Set problem: Transcribe the listing below word for word.

[Data records]
☆ ☆ ☆ ☆ ☆
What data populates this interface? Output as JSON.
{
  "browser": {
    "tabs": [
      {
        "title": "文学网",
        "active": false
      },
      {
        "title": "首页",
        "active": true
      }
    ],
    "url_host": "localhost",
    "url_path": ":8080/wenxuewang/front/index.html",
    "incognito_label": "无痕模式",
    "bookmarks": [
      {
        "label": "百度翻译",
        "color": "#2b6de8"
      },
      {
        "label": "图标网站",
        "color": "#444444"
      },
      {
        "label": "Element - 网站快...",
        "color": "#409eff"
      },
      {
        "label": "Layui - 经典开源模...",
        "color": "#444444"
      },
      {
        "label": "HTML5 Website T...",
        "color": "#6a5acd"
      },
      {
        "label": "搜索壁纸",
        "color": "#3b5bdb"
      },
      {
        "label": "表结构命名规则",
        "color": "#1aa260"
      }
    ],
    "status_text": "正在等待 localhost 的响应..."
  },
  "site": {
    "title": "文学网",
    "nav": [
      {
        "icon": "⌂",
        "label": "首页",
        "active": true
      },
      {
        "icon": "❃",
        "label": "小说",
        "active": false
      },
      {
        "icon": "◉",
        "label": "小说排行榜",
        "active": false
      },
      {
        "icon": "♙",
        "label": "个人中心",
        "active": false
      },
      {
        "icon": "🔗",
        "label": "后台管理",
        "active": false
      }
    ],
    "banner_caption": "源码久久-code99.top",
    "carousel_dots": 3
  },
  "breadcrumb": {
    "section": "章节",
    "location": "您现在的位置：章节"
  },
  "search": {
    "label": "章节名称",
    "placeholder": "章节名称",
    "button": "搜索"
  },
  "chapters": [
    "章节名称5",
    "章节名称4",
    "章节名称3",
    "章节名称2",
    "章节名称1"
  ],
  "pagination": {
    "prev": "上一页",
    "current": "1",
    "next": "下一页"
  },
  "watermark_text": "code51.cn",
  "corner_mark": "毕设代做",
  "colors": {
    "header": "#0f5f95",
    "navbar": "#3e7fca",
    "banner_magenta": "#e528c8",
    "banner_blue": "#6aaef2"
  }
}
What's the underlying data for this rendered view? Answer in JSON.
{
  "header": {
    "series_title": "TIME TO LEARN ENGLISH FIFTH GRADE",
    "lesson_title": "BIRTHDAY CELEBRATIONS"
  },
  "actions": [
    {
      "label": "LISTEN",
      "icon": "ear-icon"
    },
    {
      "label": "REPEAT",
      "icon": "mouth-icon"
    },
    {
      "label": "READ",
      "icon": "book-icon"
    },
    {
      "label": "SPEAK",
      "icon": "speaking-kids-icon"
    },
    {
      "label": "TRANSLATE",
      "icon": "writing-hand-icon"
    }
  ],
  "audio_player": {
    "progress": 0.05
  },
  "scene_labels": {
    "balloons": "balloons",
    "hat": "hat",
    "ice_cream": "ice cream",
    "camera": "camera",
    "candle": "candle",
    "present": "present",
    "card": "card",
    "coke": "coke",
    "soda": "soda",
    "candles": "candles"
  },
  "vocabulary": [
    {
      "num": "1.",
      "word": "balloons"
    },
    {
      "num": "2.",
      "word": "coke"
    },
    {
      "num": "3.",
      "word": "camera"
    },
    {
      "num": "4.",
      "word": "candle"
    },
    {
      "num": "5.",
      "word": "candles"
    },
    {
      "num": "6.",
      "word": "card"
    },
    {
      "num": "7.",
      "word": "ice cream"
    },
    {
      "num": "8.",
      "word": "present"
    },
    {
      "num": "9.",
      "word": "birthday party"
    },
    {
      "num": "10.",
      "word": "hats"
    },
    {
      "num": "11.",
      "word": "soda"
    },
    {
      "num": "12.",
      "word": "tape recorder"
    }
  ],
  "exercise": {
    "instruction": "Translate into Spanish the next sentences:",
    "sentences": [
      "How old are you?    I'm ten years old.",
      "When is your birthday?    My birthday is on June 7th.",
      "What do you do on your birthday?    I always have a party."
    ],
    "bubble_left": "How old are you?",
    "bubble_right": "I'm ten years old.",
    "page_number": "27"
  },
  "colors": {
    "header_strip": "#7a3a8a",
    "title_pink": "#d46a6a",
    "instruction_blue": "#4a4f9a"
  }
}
☆ ☆ ☆ ☆ ☆
Result for this exercise:
What data populates this interface? Output as JSON.
{
  "browser": {
    "tabs": [
      {
        "title": "文学网",
        "active": false
      },
      {
        "title": "首页",
        "active": true
      }
    ],
    "url_host": "localhost",
    "url_path": ":8080/wenxuewang/front/index.html",
    "incognito_label": "无痕模式",
    "bookmarks": [
      {
        "label": "百度翻译",
        "color": "#2b6de8"
      },
      {
        "label": "图标网站",
        "color": "#444444"
      },
      {
        "label": "Element - 网站快...",
        "color": "#409eff"
      },
      {
        "label": "Layui - 经典开源模...",
        "color": "#444444"
      },
      {
        "label": "HTML5 Website T...",
        "color": "#6a5acd"
      },
      {
        "label": "搜索壁纸",
        "color": "#3b5bdb"
      },
      {
        "label": "表结构命名规则",
        "color": "#1aa260"
      }
    ],
    "status_text": "正在等待 localhost 的响应..."
  },
  "site": {
    "title": "文学网",
    "nav": [
      {
        "icon": "⌂",
        "label": "首页",
        "active": true
      },
      {
        "icon": "❃",
        "label": "小说",
        "active": false
      },
      {
        "icon": "◉",
        "label": "小说排行榜",
        "active": false
      },
      {
        "icon": "♙",
        "label": "个人中心",
        "active": false
      },
      {
        "icon": "🔗",
        "label": "后台管理",
        "active": false
      }
    ],
    "banner_caption": "源码久久-code99.top",
    "carousel_dots": 3
  },
  "breadcrumb": {
    "section": "章节",
    "location": "您现在的位置：章节"
  },
  "search": {
    "label": "章节名称",
    "placeholder": "章节名称",
    "button": "搜索"
  },
  "chapters": [
    "章节名称5",
    "章节名称4",
    "章节名称3",
    "章节名称2",
    "章节名称1"
  ],
  "pagination": {
    "prev": "上一页",
    "current": "1",
    "next": "下一页"
  },
  "watermark_text": "code51.cn",
  "corner_mark": "毕设代做",
  "colors": {
    "header": "#0f5f95",
    "navbar": "#3e7fca",
    "banner_magenta": "#e528c8",
    "banner_blue": "#6aaef2"
  }
}
What's the underlying data for this rendered view? Answer in JSON.
{
  "header": {
    "series_title": "TIME TO LEARN ENGLISH FIFTH GRADE",
    "lesson_title": "BIRTHDAY CELEBRATIONS"
  },
  "actions": [
    {
      "label": "LISTEN",
      "icon": "ear-icon"
    },
    {
      "label": "REPEAT",
      "icon": "mouth-icon"
    },
    {
      "label": "READ",
      "icon": "book-icon"
    },
    {
      "label": "SPEAK",
      "icon": "speaking-kids-icon"
    },
    {
      "label": "TRANSLATE",
      "icon": "writing-hand-icon"
    }
  ],
  "audio_player": {
    "progress": 0.05
  },
  "scene_labels": {
    "balloons": "balloons",
    "hat": "hat",
    "ice_cream": "ice cream",
    "camera": "camera",
    "candle": "candle",
    "present": "present",
    "card": "card",
    "coke": "coke",
    "soda": "soda",
    "candles": "candles"
  },
  "vocabulary": [
    {
      "num": "1.",
      "word": "balloons"
    },
    {
      "num": "2.",
      "word": "coke"
    },
    {
      "num": "3.",
      "word": "camera"
    },
    {
      "num": "4.",
      "word": "candle"
    },
    {
      "num": "5.",
      "word": "candles"
    },
    {
      "num": "6.",
      "word": "card"
    },
    {
      "num": "7.",
      "word": "ice cream"
    },
    {
      "num": "8.",
      "word": "present"
    },
    {
      "num": "9.",
      "word": "birthday party"
    },
    {
      "num": "10.",
      "word": "hats"
    },
    {
      "num": "11.",
      "word": "soda"
    },
    {
      "num": "12.",
      "word": "tape recorder"
    }
  ],
  "exercise": {
    "instruction": "Translate into Spanish the next sentences:",
    "sentences": [
      "How old are you?    I'm ten years old.",
      "When is your birthday?    My birthday is on June 7th.",
      "What do you do on your birthday?    I always have a party."
    ],
    "bubble_left": "How old are you?",
    "bubble_right": "I'm ten years old.",
    "page_number": "27"
  },
  "colors": {
    "header_strip": "#7a3a8a",
    "title_pink": "#d46a6a",
    "instruction_blue": "#4a4f9a"
  }
}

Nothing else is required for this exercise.